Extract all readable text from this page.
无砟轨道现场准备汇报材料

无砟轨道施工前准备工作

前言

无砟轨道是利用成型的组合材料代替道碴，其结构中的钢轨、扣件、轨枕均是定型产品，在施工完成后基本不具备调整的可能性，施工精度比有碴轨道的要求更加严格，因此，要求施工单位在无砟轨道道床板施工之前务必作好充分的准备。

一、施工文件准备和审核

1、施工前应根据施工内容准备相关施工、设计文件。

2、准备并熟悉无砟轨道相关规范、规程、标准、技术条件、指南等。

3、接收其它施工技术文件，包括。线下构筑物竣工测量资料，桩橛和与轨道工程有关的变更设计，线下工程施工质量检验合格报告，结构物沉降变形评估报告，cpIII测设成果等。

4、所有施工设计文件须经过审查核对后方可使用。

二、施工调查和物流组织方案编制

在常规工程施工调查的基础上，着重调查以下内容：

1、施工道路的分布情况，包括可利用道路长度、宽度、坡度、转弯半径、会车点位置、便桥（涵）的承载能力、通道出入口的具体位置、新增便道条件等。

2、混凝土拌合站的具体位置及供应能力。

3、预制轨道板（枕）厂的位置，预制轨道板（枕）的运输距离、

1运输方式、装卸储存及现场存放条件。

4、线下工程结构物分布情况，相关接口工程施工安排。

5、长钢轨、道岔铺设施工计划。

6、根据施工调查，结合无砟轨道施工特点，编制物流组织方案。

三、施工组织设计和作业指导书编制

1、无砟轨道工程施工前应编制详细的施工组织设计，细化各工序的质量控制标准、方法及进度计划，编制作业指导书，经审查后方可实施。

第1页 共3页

· · ·

Written request.
Repeat the listing exactly, from its first line to its last.

Final answer.
Extract all readable text from this page.
无砟轨道现场准备汇报材料

无砟轨道施工前准备工作

前言

无砟轨道是利用成型的组合材料代替道碴，其结构中的钢轨、扣件、轨枕均是定型产品，在施工完成后基本不具备调整的可能性，施工精度比有碴轨道的要求更加严格，因此，要求施工单位在无砟轨道道床板施工之前务必作好充分的准备。

一、施工文件准备和审核

1、施工前应根据施工内容准备相关施工、设计文件。

2、准备并熟悉无砟轨道相关规范、规程、标准、技术条件、指南等。

3、接收其它施工技术文件，包括。线下构筑物竣工测量资料，桩橛和与轨道工程有关的变更设计，线下工程施工质量检验合格报告，结构物沉降变形评估报告，cpIII测设成果等。

4、所有施工设计文件须经过审查核对后方可使用。

二、施工调查和物流组织方案编制

在常规工程施工调查的基础上，着重调查以下内容：

1、施工道路的分布情况，包括可利用道路长度、宽度、坡度、转弯半径、会车点位置、便桥（涵）的承载能力、通道出入口的具体位置、新增便道条件等。

2、混凝土拌合站的具体位置及供应能力。

3、预制轨道板（枕）厂的位置，预制轨道板（枕）的运输距离、

1运输方式、装卸储存及现场存放条件。

4、线下工程结构物分布情况，相关接口工程施工安排。

5、长钢轨、道岔铺设施工计划。

6、根据施工调查，结合无砟轨道施工特点，编制物流组织方案。

三、施工组织设计和作业指导书编制

1、无砟轨道工程施工前应编制详细的施工组织设计，细化各工序的质量控制标准、方法及进度计划，编制作业指导书，经审查后方可实施。

第1页 共3页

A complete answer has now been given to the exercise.